- Problem to work on
What is the number of lines that include the word "name"? Provide only that figure.

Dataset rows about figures
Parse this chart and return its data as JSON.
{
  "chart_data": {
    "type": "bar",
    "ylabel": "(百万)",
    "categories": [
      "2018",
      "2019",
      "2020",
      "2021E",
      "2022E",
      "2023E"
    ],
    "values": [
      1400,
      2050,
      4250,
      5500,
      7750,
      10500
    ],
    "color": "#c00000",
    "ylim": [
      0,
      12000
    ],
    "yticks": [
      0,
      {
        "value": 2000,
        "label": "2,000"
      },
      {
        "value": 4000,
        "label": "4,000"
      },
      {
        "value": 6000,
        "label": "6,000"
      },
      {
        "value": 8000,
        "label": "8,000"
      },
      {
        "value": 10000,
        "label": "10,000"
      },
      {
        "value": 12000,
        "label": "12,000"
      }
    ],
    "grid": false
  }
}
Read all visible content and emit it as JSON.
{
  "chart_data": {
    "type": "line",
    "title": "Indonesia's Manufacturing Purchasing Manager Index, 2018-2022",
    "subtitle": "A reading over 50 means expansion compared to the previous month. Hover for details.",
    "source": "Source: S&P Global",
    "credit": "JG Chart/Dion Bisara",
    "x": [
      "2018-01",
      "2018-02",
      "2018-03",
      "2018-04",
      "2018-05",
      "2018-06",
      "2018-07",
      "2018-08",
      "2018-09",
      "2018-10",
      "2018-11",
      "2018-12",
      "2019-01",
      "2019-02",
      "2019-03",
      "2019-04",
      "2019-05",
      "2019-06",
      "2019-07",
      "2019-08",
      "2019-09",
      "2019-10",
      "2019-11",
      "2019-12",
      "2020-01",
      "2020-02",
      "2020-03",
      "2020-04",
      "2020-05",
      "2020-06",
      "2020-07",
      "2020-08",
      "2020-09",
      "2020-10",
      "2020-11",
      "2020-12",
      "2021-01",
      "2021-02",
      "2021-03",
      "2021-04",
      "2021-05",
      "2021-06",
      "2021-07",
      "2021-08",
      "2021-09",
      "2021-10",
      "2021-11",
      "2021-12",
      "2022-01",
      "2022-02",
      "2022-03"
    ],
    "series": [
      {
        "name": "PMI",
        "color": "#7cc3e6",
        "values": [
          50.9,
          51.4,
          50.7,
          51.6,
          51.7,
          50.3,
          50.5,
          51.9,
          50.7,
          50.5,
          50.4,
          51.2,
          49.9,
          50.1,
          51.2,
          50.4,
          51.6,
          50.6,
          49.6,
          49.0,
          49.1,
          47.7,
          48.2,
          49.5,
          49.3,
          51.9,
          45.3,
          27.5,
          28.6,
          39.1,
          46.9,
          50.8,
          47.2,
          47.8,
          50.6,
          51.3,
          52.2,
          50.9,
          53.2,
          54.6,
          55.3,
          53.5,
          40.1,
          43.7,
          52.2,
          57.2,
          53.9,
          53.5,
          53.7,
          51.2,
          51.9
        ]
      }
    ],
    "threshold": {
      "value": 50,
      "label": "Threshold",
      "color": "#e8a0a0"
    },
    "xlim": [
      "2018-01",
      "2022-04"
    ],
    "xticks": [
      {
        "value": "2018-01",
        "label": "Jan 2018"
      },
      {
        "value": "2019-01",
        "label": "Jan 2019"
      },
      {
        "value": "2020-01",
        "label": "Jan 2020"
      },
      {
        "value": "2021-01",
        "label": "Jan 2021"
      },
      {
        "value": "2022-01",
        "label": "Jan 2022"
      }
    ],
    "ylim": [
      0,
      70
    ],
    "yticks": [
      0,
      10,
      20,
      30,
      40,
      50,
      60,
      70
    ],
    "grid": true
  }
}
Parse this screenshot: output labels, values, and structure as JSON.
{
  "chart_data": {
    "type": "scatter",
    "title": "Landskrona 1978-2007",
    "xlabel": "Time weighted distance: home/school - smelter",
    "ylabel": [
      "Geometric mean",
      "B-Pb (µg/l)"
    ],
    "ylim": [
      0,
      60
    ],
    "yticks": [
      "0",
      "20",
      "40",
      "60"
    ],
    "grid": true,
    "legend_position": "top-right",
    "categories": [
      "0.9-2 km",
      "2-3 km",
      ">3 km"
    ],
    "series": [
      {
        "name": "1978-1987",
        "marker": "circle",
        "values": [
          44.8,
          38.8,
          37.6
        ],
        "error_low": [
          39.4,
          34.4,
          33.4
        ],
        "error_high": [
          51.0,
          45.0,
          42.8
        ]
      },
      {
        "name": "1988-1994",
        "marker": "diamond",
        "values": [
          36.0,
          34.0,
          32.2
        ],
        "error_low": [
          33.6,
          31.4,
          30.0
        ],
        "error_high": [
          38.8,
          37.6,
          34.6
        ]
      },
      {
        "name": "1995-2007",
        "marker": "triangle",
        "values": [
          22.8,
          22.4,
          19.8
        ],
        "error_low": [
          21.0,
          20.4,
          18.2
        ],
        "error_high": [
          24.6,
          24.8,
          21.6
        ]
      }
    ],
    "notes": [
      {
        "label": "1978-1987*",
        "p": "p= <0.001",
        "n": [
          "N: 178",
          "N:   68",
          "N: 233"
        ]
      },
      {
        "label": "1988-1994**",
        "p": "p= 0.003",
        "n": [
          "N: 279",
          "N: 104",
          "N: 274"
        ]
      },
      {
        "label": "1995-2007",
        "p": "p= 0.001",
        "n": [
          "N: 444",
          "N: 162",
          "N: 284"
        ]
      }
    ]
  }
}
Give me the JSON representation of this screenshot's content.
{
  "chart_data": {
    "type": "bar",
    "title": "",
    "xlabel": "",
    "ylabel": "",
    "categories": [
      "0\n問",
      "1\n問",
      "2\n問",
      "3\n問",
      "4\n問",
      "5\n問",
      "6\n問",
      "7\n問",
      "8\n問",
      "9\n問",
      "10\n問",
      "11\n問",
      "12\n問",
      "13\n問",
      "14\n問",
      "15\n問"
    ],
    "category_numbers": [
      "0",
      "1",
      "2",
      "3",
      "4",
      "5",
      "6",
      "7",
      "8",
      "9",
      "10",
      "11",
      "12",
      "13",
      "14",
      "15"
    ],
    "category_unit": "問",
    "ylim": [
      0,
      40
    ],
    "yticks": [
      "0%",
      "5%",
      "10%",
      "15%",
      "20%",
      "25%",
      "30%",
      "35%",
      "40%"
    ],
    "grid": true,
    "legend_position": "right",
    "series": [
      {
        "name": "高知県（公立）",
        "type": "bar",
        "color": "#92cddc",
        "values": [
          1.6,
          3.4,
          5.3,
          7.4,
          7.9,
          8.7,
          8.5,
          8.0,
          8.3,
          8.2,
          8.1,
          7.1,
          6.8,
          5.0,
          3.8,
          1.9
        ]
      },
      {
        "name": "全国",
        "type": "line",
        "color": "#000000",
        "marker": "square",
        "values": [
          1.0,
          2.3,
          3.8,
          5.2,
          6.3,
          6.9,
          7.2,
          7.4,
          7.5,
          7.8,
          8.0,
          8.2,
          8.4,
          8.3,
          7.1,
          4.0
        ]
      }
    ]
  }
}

- Answer to this exercise
6